**WORK TO COMPLETE:** Tally the lines in the records below that contain the string "each", treating uppercase and lowercase as different, and reply with only the number.

— start of DATA IN THIS EXERCISE —

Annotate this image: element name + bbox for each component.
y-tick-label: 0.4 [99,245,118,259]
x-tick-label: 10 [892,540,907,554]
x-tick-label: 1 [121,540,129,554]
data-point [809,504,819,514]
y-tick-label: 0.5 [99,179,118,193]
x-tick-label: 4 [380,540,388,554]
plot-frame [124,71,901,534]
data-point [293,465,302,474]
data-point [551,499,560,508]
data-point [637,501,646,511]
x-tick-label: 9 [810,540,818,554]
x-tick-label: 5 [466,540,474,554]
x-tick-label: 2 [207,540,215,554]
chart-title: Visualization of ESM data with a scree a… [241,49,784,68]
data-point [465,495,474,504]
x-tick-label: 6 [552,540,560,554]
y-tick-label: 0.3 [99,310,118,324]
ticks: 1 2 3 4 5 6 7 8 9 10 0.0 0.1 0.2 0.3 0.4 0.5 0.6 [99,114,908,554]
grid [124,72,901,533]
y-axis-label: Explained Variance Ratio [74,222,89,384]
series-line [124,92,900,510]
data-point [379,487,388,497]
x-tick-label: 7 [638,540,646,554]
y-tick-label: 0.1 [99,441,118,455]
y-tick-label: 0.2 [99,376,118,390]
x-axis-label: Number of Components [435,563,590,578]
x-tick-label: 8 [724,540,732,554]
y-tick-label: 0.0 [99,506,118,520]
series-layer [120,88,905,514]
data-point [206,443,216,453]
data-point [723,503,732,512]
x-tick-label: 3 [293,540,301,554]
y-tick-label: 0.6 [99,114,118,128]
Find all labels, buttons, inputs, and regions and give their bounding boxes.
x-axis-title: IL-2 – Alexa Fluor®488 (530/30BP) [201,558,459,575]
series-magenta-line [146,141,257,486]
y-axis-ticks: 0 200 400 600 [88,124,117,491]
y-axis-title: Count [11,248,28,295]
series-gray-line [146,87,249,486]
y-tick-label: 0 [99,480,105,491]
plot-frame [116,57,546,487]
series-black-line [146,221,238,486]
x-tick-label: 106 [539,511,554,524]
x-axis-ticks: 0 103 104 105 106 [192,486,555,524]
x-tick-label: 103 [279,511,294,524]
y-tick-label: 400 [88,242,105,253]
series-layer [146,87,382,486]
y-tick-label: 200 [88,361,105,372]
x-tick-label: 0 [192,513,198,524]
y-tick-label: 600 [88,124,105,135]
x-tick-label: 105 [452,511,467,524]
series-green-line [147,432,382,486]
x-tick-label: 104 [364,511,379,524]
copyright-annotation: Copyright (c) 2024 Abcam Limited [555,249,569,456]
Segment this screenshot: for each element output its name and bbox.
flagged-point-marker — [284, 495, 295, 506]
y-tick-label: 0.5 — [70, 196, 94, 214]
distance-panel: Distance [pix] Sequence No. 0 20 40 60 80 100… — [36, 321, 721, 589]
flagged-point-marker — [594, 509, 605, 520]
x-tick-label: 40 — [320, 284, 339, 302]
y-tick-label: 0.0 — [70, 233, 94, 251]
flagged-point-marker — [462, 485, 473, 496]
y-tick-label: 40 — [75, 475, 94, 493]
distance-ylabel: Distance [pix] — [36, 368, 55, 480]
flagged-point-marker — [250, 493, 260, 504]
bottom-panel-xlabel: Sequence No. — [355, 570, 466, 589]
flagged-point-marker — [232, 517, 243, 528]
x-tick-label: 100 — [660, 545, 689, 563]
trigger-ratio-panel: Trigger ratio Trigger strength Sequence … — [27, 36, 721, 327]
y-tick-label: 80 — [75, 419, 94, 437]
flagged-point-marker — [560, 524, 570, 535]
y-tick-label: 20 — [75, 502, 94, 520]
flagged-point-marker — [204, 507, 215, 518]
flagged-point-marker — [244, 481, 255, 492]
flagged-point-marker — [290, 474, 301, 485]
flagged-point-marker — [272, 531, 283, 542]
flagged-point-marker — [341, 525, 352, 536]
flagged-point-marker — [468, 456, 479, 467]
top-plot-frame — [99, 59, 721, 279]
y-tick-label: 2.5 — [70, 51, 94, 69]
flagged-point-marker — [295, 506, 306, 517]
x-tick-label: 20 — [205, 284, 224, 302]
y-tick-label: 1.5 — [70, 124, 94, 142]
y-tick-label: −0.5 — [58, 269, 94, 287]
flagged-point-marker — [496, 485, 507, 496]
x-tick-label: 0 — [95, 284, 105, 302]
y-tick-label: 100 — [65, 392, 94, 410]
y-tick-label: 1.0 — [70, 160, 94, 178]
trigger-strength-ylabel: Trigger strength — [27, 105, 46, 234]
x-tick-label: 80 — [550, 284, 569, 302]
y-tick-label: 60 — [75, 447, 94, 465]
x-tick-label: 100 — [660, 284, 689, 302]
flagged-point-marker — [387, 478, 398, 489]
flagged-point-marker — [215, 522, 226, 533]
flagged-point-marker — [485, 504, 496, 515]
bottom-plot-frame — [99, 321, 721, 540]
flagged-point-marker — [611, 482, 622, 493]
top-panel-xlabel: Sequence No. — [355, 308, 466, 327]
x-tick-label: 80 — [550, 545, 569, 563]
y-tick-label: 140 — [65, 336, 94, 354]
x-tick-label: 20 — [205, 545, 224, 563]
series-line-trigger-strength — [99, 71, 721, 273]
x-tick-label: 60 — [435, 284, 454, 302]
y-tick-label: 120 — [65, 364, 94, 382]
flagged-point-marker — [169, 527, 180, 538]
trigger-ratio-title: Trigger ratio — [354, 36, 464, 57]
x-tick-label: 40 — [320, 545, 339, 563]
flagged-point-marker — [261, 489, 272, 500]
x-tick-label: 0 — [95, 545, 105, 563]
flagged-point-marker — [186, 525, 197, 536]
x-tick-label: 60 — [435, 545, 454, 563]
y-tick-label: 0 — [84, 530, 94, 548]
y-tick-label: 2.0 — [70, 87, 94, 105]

— end of DATA IN THIS EXERCISE —

**EXERCISE OUTPUT:** 2